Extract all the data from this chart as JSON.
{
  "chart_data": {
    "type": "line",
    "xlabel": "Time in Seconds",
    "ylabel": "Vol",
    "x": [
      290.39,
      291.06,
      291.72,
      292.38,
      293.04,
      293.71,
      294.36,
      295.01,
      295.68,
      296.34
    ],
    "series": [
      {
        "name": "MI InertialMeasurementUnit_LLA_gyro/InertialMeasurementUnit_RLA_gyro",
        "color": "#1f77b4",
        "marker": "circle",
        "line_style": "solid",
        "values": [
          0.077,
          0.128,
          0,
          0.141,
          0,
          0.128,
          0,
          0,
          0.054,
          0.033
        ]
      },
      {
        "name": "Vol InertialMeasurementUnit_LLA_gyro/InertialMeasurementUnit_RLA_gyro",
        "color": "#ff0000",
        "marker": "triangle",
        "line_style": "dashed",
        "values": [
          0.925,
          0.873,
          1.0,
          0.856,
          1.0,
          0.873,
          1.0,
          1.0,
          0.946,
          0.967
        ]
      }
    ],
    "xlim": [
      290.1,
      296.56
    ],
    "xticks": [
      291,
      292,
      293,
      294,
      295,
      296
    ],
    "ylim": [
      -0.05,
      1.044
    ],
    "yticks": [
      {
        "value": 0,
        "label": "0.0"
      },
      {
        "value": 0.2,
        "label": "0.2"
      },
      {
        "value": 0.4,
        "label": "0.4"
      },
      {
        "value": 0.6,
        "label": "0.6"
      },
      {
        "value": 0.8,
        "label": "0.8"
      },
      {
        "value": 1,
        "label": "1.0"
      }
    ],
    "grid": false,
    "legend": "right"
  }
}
# # # # #
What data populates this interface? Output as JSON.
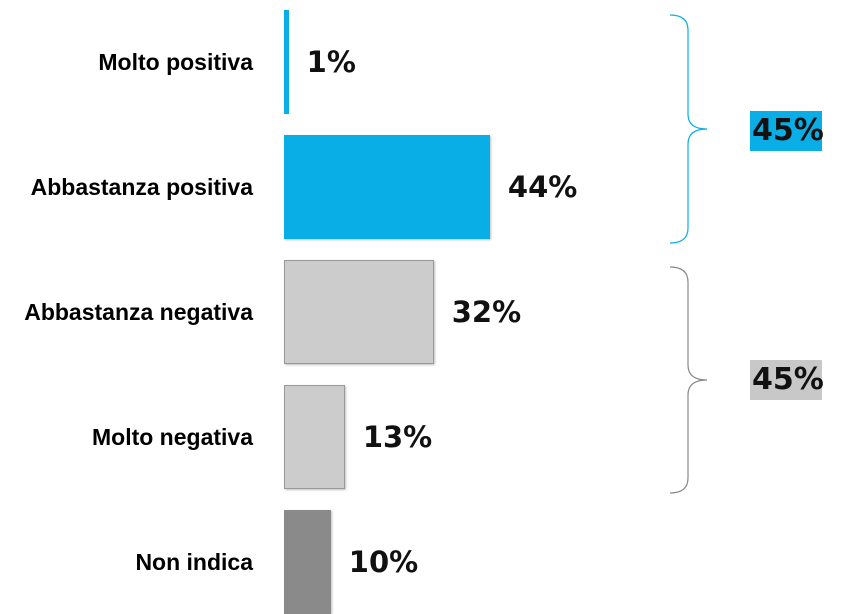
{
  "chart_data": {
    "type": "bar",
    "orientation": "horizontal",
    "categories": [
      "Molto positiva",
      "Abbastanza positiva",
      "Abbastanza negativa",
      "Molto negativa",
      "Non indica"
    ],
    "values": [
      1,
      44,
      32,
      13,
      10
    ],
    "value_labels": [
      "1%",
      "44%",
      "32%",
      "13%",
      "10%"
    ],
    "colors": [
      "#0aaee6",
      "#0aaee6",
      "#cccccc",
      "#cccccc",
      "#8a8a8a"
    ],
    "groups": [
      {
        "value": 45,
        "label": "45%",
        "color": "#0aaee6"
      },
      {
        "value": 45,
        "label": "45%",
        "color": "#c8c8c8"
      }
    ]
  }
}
# # # # #
● **What to produce**:
Find each line holding the word "positiva" and copy it.

● **Response for this exercise**:
      "Molto positiva",
      "Abbastanza positiva",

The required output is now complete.